** Goal of the exercise **
Show each line from the listing that includes the word "Analytics".

* begin Entries *

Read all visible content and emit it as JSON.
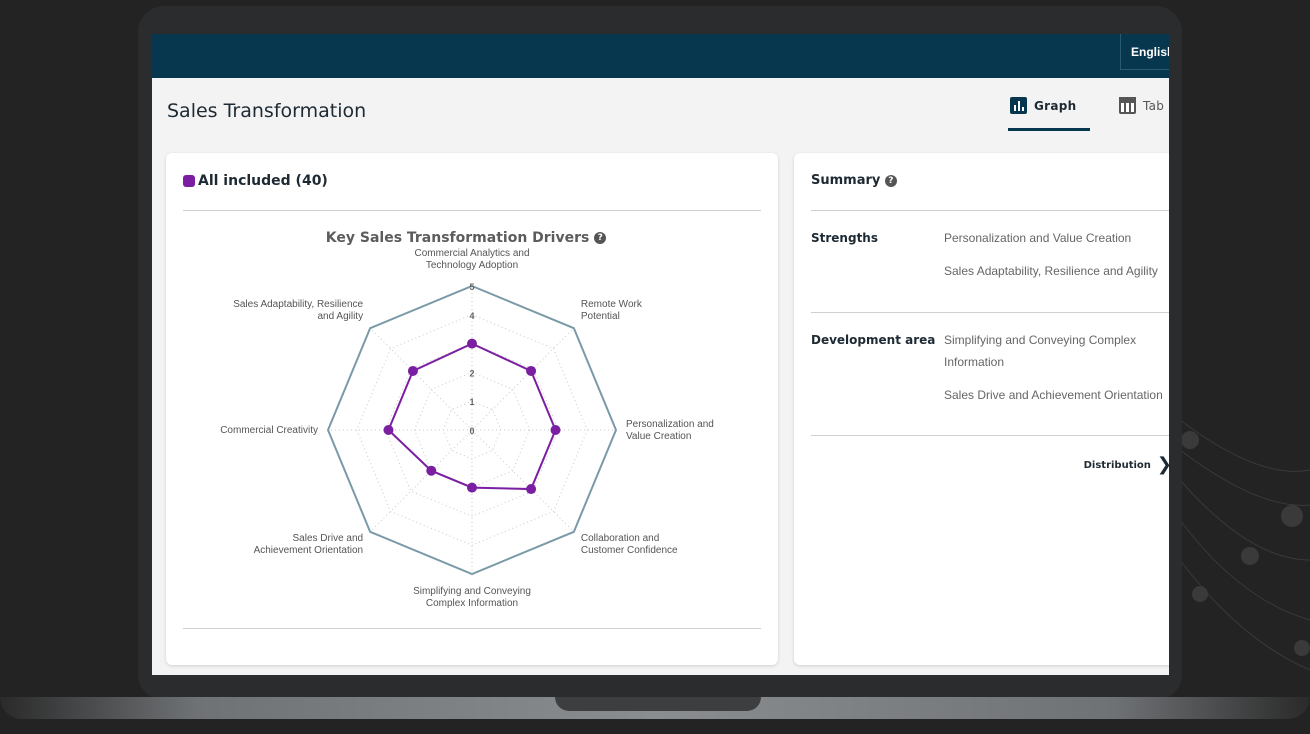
{
  "topbar": {
    "language": "English"
  },
  "page": {
    "title": "Sales Transformation"
  },
  "view_tabs": [
    {
      "label": "Graph",
      "icon": "bar-chart-icon",
      "active": true
    },
    {
      "label": "Tab",
      "icon": "table-icon",
      "active": false
    }
  ],
  "chart_card": {
    "legend_label": "All included (40)",
    "legend_color": "#7b1fa2",
    "chart_title": "Key Sales Transformation Drivers"
  },
  "chart_data": {
    "type": "radar",
    "title": "Key Sales Transformation Drivers",
    "categories": [
      "Commercial Analytics and Technology Adoption",
      "Remote Work Potential",
      "Personalization and Value Creation",
      "Collaboration and Customer Confidence",
      "Simplifying and Conveying Complex Information",
      "Sales Drive and Achievement Orientation",
      "Commercial Creativity",
      "Sales Adaptability, Resilience and Agility"
    ],
    "category_lines": [
      [
        "Commercial Analytics and",
        "Technology Adoption"
      ],
      [
        "Remote Work",
        "Potential"
      ],
      [
        "Personalization and",
        "Value Creation"
      ],
      [
        "Collaboration and",
        "Customer Confidence"
      ],
      [
        "Simplifying and Conveying",
        "Complex Information"
      ],
      [
        "Sales Drive and",
        "Achievement Orientation"
      ],
      [
        "Commercial Creativity"
      ],
      [
        "Sales Adaptability, Resilience",
        "and Agility"
      ]
    ],
    "ticks": [
      "0",
      "1",
      "2",
      "4",
      "5"
    ],
    "tick_values": [
      0,
      1,
      2,
      4,
      5
    ],
    "range": [
      0,
      5
    ],
    "series": [
      {
        "name": "All included (40)",
        "color": "#7b1fa2",
        "values": [
          3.0,
          2.9,
          2.9,
          2.9,
          2.0,
          2.0,
          2.9,
          2.9
        ]
      }
    ],
    "outline_color": "#7a9aa8"
  },
  "summary": {
    "title": "Summary",
    "strengths_label": "Strengths",
    "strengths": [
      "Personalization and Value Creation",
      "Sales Adaptability, Resilience and Agility"
    ],
    "development_label": "Development area",
    "development": [
      "Simplifying and Conveying Complex Information",
      "Sales Drive and Achievement Orientation"
    ],
    "distribution_link": "Distribution"
  }
}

* end Entries *

** Response **
      "Commercial Analytics and Technology Adoption",
        "Commercial Analytics and",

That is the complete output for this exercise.